**Your task**
Please retype the entries that follow exactly as they are, leaving the images behind.

**Records from a collection of figures**
------------------------------------
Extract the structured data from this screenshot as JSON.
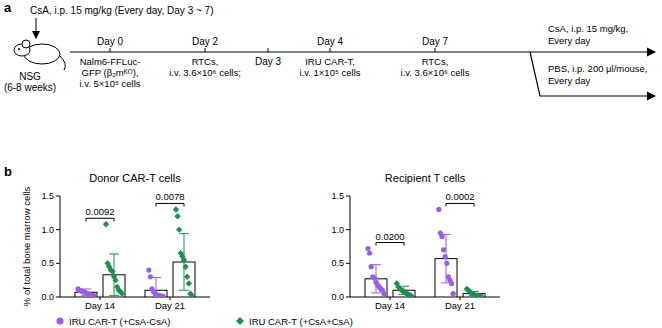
{
  "panel_a": {
    "label": "a",
    "treatment_note": "CsA, i.p. 15 mg/kg (Every day, Day 3 ~ 7)",
    "mouse": [
      "NSG",
      "(6-8 weeks)"
    ],
    "timeline": [
      {
        "day": "Day 0",
        "lines": [
          "Nalm6-FFLuc-",
          "GFP (β₂mᴷᴼ),",
          "i.v. 5×10⁵ cells"
        ]
      },
      {
        "day": "Day 2",
        "lines": [
          "RTCs,",
          "i.v. 3.6×10⁶ cells;"
        ]
      },
      {
        "day": "Day 3",
        "lines": []
      },
      {
        "day": "Day 4",
        "lines": [
          "IRU CAR-T,",
          "i.v. 1×10⁵ cells"
        ]
      },
      {
        "day": "Day 7",
        "lines": [
          "RTCs,",
          "i.v. 3.6×10⁶ cells"
        ]
      }
    ],
    "branches": [
      {
        "lines": [
          "CsA, i.p. 15 mg/kg,",
          "Every day"
        ]
      },
      {
        "lines": [
          "PBS, i.p. 200 μl/mouse,",
          "Every day"
        ]
      }
    ]
  },
  "panel_b_label": "b",
  "chart_data": [
    {
      "type": "bar",
      "title": "Donor CAR-T cells",
      "y_label": "% of total bone marrow cells",
      "categories": [
        "Day 14",
        "Day 21"
      ],
      "ylim": [
        0,
        1.5
      ],
      "yticks": [
        {
          "value": 0,
          "label": "0.0"
        },
        {
          "value": 0.5,
          "label": "0.5"
        },
        {
          "value": 1,
          "label": "1.0"
        },
        {
          "value": 1.5,
          "label": "1.5"
        }
      ],
      "p_values": [
        "0.0092",
        "0.0078"
      ],
      "legend": "bottom",
      "series": [
        {
          "name": "IRU CAR-T (+CsA-CsA)",
          "color": "#9b5de5",
          "marker": "circle",
          "values": [
            0.07,
            0.1
          ],
          "error": [
            0.05,
            0.19
          ],
          "points": [
            [
              0.12,
              0.1,
              0.09,
              0.08,
              0.07,
              0.06,
              0.05,
              0.04,
              0.03,
              0.02,
              0.02
            ],
            [
              0.4,
              0.3,
              0.12,
              0.08,
              0.05,
              0.03,
              0.02,
              0.02,
              0.01,
              0.01
            ]
          ]
        },
        {
          "name": "IRU CAR-T (+CsA+CsA)",
          "color": "#1f8f4e",
          "marker": "diamond",
          "values": [
            0.33,
            0.52
          ],
          "error": [
            0.31,
            0.42
          ],
          "points": [
            [
              1.08,
              0.5,
              0.45,
              0.4,
              0.38,
              0.3,
              0.25,
              0.15,
              0.1,
              0.08,
              0.05
            ],
            [
              1.3,
              1.2,
              1.0,
              0.65,
              0.6,
              0.55,
              0.45,
              0.3,
              0.2,
              0.05,
              0.02
            ]
          ]
        }
      ]
    },
    {
      "type": "bar",
      "title": "Recipient T cells",
      "categories": [
        "Day 14",
        "Day 21"
      ],
      "ylim": [
        0,
        1.5
      ],
      "yticks": [
        {
          "value": 0,
          "label": "0.0"
        },
        {
          "value": 0.5,
          "label": "0.5"
        },
        {
          "value": 1,
          "label": "1.0"
        },
        {
          "value": 1.5,
          "label": "1.5"
        }
      ],
      "p_values": [
        "0.0200",
        "0.0002"
      ],
      "series": [
        {
          "color": "#9b5de5",
          "marker": "circle",
          "values": [
            0.27,
            0.57
          ],
          "error": [
            0.21,
            0.36
          ],
          "points": [
            [
              0.72,
              0.65,
              0.45,
              0.3,
              0.28,
              0.22,
              0.18,
              0.15,
              0.12,
              0.1,
              0.05
            ],
            [
              1.3,
              0.95,
              0.9,
              0.7,
              0.6,
              0.5,
              0.3,
              0.25,
              0.2,
              0.05
            ]
          ]
        },
        {
          "color": "#1f8f4e",
          "marker": "diamond",
          "values": [
            0.1,
            0.05
          ],
          "error": [
            0.06,
            0.03
          ],
          "points": [
            [
              0.2,
              0.15,
              0.12,
              0.1,
              0.08,
              0.07,
              0.05,
              0.04,
              0.03,
              0.02
            ],
            [
              0.12,
              0.1,
              0.08,
              0.05,
              0.04,
              0.03,
              0.02,
              0.02,
              0.01,
              0.01
            ]
          ]
        }
      ]
    }
  ]
}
------------------------------------
**Solution for this task**
Extract the structured data from this screenshot as JSON.
{
  "panel_a": {
    "label": "a",
    "treatment_note": "CsA, i.p. 15 mg/kg (Every day, Day 3 ~ 7)",
    "mouse": [
      "NSG",
      "(6-8 weeks)"
    ],
    "timeline": [
      {
        "day": "Day 0",
        "lines": [
          "Nalm6-FFLuc-",
          "GFP (β₂mᴷᴼ),",
          "i.v. 5×10⁵ cells"
        ]
      },
      {
        "day": "Day 2",
        "lines": [
          "RTCs,",
          "i.v. 3.6×10⁶ cells;"
        ]
      },
      {
        "day": "Day 3",
        "lines": []
      },
      {
        "day": "Day 4",
        "lines": [
          "IRU CAR-T,",
          "i.v. 1×10⁵ cells"
        ]
      },
      {
        "day": "Day 7",
        "lines": [
          "RTCs,",
          "i.v. 3.6×10⁶ cells"
        ]
      }
    ],
    "branches": [
      {
        "lines": [
          "CsA, i.p. 15 mg/kg,",
          "Every day"
        ]
      },
      {
        "lines": [
          "PBS, i.p. 200 μl/mouse,",
          "Every day"
        ]
      }
    ]
  },
  "panel_b_label": "b",
  "chart_data": [
    {
      "type": "bar",
      "title": "Donor CAR-T cells",
      "y_label": "% of total bone marrow cells",
      "categories": [
        "Day 14",
        "Day 21"
      ],
      "ylim": [
        0,
        1.5
      ],
      "yticks": [
        {
          "value": 0,
          "label": "0.0"
        },
        {
          "value": 0.5,
          "label": "0.5"
        },
        {
          "value": 1,
          "label": "1.0"
        },
        {
          "value": 1.5,
          "label": "1.5"
        }
      ],
      "p_values": [
        "0.0092",
        "0.0078"
      ],
      "legend": "bottom",
      "series": [
        {
          "name": "IRU CAR-T (+CsA-CsA)",
          "color": "#9b5de5",
          "marker": "circle",
          "values": [
            0.07,
            0.1
          ],
          "error": [
            0.05,
            0.19
          ],
          "points": [
            [
              0.12,
              0.1,
              0.09,
              0.08,
              0.07,
              0.06,
              0.05,
              0.04,
              0.03,
              0.02,
              0.02
            ],
            [
              0.4,
              0.3,
              0.12,
              0.08,
              0.05,
              0.03,
              0.02,
              0.02,
              0.01,
              0.01
            ]
          ]
        },
        {
          "name": "IRU CAR-T (+CsA+CsA)",
          "color": "#1f8f4e",
          "marker": "diamond",
          "values": [
            0.33,
            0.52
          ],
          "error": [
            0.31,
            0.42
          ],
          "points": [
            [
              1.08,
              0.5,
              0.45,
              0.4,
              0.38,
              0.3,
              0.25,
              0.15,
              0.1,
              0.08,
              0.05
            ],
            [
              1.3,
              1.2,
              1.0,
              0.65,
              0.6,
              0.55,
              0.45,
              0.3,
              0.2,
              0.05,
              0.02
            ]
          ]
        }
      ]
    },
    {
      "type": "bar",
      "title": "Recipient T cells",
      "categories": [
        "Day 14",
        "Day 21"
      ],
      "ylim": [
        0,
        1.5
      ],
      "yticks": [
        {
          "value": 0,
          "label": "0.0"
        },
        {
          "value": 0.5,
          "label": "0.5"
        },
        {
          "value": 1,
          "label": "1.0"
        },
        {
          "value": 1.5,
          "label": "1.5"
        }
      ],
      "p_values": [
        "0.0200",
        "0.0002"
      ],
      "series": [
        {
          "color": "#9b5de5",
          "marker": "circle",
          "values": [
            0.27,
            0.57
          ],
          "error": [
            0.21,
            0.36
          ],
          "points": [
            [
              0.72,
              0.65,
              0.45,
              0.3,
              0.28,
              0.22,
              0.18,
              0.15,
              0.12,
              0.1,
              0.05
            ],
            [
              1.3,
              0.95,
              0.9,
              0.7,
              0.6,
              0.5,
              0.3,
              0.25,
              0.2,
              0.05
            ]
          ]
        },
        {
          "color": "#1f8f4e",
          "marker": "diamond",
          "values": [
            0.1,
            0.05
          ],
          "error": [
            0.06,
            0.03
          ],
          "points": [
            [
              0.2,
              0.15,
              0.12,
              0.1,
              0.08,
              0.07,
              0.05,
              0.04,
              0.03,
              0.02
            ],
            [
              0.12,
              0.1,
              0.08,
              0.05,
              0.04,
              0.03,
              0.02,
              0.02,
              0.01,
              0.01
            ]
          ]
        }
      ]
    }
  ]
}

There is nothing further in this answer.